Exercise task:
Output the material beneath exactly, leaving nothing out.

(Recorded data)
========
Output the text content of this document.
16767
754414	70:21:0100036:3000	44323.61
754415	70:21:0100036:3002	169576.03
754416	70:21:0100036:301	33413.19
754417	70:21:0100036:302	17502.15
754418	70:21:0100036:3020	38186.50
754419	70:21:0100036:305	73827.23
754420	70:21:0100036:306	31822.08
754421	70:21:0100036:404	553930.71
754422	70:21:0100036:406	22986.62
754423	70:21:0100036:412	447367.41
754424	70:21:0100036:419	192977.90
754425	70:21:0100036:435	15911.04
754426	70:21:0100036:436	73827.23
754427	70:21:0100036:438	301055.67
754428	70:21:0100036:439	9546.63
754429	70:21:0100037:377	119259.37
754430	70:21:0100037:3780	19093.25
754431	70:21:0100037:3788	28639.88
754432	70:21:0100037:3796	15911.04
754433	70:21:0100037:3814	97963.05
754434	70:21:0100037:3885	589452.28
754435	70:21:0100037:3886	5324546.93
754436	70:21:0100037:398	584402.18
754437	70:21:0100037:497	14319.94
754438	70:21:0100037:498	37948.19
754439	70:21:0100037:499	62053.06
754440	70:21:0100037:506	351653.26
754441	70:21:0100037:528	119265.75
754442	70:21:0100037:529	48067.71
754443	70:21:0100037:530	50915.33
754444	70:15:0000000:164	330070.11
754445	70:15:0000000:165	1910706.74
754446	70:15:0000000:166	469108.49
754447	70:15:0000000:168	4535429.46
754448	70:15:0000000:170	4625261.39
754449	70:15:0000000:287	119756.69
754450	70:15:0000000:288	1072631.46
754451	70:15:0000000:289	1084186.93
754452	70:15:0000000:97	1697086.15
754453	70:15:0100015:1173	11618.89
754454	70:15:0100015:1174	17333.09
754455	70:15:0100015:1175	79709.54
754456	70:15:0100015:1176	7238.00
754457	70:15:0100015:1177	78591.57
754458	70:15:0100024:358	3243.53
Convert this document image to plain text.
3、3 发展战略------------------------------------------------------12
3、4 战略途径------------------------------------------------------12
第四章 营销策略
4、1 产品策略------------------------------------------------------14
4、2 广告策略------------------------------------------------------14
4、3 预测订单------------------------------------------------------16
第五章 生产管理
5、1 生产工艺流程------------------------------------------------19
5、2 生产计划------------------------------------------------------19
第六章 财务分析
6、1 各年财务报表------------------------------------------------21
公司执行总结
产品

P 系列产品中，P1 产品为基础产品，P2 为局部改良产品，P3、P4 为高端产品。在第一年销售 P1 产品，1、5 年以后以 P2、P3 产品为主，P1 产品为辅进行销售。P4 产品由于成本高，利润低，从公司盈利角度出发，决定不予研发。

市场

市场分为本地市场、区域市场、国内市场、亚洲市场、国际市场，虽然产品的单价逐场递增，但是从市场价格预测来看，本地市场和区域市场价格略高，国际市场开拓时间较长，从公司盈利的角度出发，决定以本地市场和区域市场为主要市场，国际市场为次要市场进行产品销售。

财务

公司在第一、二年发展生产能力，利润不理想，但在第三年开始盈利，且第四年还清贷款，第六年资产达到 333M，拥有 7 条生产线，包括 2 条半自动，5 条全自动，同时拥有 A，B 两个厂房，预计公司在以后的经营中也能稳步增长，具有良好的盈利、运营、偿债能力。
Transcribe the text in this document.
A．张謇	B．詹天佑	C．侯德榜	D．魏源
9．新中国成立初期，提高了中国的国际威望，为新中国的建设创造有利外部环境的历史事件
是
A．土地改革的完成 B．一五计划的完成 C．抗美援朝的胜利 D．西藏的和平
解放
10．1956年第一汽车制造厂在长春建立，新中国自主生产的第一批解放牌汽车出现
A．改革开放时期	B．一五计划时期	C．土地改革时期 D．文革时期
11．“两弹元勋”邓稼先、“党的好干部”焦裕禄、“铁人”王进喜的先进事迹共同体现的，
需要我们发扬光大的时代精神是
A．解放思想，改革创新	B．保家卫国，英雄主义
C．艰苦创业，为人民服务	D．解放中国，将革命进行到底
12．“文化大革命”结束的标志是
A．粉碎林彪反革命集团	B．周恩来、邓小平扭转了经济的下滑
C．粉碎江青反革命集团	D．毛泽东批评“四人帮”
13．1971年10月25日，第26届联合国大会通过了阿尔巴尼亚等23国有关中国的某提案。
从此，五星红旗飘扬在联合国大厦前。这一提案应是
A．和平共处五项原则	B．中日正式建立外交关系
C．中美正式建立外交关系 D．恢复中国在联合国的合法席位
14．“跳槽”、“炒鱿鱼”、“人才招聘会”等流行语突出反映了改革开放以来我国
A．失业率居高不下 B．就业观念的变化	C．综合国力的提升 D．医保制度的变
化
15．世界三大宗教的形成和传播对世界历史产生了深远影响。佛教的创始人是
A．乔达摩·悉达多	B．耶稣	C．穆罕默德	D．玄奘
========
Correct response:
Output the text content of this document.
16767
754414	70:21:0100036:3000	44323.61
754415	70:21:0100036:3002	169576.03
754416	70:21:0100036:301	33413.19
754417	70:21:0100036:302	17502.15
754418	70:21:0100036:3020	38186.50
754419	70:21:0100036:305	73827.23
754420	70:21:0100036:306	31822.08
754421	70:21:0100036:404	553930.71
754422	70:21:0100036:406	22986.62
754423	70:21:0100036:412	447367.41
754424	70:21:0100036:419	192977.90
754425	70:21:0100036:435	15911.04
754426	70:21:0100036:436	73827.23
754427	70:21:0100036:438	301055.67
754428	70:21:0100036:439	9546.63
754429	70:21:0100037:377	119259.37
754430	70:21:0100037:3780	19093.25
754431	70:21:0100037:3788	28639.88
754432	70:21:0100037:3796	15911.04
754433	70:21:0100037:3814	97963.05
754434	70:21:0100037:3885	589452.28
754435	70:21:0100037:3886	5324546.93
754436	70:21:0100037:398	584402.18
754437	70:21:0100037:497	14319.94
754438	70:21:0100037:498	37948.19
754439	70:21:0100037:499	62053.06
754440	70:21:0100037:506	351653.26
754441	70:21:0100037:528	119265.75
754442	70:21:0100037:529	48067.71
754443	70:21:0100037:530	50915.33
754444	70:15:0000000:164	330070.11
754445	70:15:0000000:165	1910706.74
754446	70:15:0000000:166	469108.49
754447	70:15:0000000:168	4535429.46
754448	70:15:0000000:170	4625261.39
754449	70:15:0000000:287	119756.69
754450	70:15:0000000:288	1072631.46
754451	70:15:0000000:289	1084186.93
754452	70:15:0000000:97	1697086.15
754453	70:15:0100015:1173	11618.89
754454	70:15:0100015:1174	17333.09
754455	70:15:0100015:1175	79709.54
754456	70:15:0100015:1176	7238.00
754457	70:15:0100015:1177	78591.57
754458	70:15:0100024:358	3243.53
Convert this document image to plain text.
3、3 发展战略------------------------------------------------------12
3、4 战略途径------------------------------------------------------12
第四章 营销策略
4、1 产品策略------------------------------------------------------14
4、2 广告策略------------------------------------------------------14
4、3 预测订单------------------------------------------------------16
第五章 生产管理
5、1 生产工艺流程------------------------------------------------19
5、2 生产计划------------------------------------------------------19
第六章 财务分析
6、1 各年财务报表------------------------------------------------21
公司执行总结
产品

P 系列产品中，P1 产品为基础产品，P2 为局部改良产品，P3、P4 为高端产品。在第一年销售 P1 产品，1、5 年以后以 P2、P3 产品为主，P1 产品为辅进行销售。P4 产品由于成本高，利润低，从公司盈利角度出发，决定不予研发。

市场

市场分为本地市场、区域市场、国内市场、亚洲市场、国际市场，虽然产品的单价逐场递增，但是从市场价格预测来看，本地市场和区域市场价格略高，国际市场开拓时间较长，从公司盈利的角度出发，决定以本地市场和区域市场为主要市场，国际市场为次要市场进行产品销售。

财务

公司在第一、二年发展生产能力，利润不理想，但在第三年开始盈利，且第四年还清贷款，第六年资产达到 333M，拥有 7 条生产线，包括 2 条半自动，5 条全自动，同时拥有 A，B 两个厂房，预计公司在以后的经营中也能稳步增长，具有良好的盈利、运营、偿债能力。
Transcribe the text in this document.
A．张謇	B．詹天佑	C．侯德榜	D．魏源
9．新中国成立初期，提高了中国的国际威望，为新中国的建设创造有利外部环境的历史事件
是
A．土地改革的完成 B．一五计划的完成 C．抗美援朝的胜利 D．西藏的和平
解放
10．1956年第一汽车制造厂在长春建立，新中国自主生产的第一批解放牌汽车出现
A．改革开放时期	B．一五计划时期	C．土地改革时期 D．文革时期
11．“两弹元勋”邓稼先、“党的好干部”焦裕禄、“铁人”王进喜的先进事迹共同体现的，
需要我们发扬光大的时代精神是
A．解放思想，改革创新	B．保家卫国，英雄主义
C．艰苦创业，为人民服务	D．解放中国，将革命进行到底
12．“文化大革命”结束的标志是
A．粉碎林彪反革命集团	B．周恩来、邓小平扭转了经济的下滑
C．粉碎江青反革命集团	D．毛泽东批评“四人帮”
13．1971年10月25日，第26届联合国大会通过了阿尔巴尼亚等23国有关中国的某提案。
从此，五星红旗飘扬在联合国大厦前。这一提案应是
A．和平共处五项原则	B．中日正式建立外交关系
C．中美正式建立外交关系 D．恢复中国在联合国的合法席位
14．“跳槽”、“炒鱿鱼”、“人才招聘会”等流行语突出反映了改革开放以来我国
A．失业率居高不下 B．就业观念的变化	C．综合国力的提升 D．医保制度的变
化
15．世界三大宗教的形成和传播对世界历史产生了深远影响。佛教的创始人是
A．乔达摩·悉达多	B．耶稣	C．穆罕默德	D．玄奘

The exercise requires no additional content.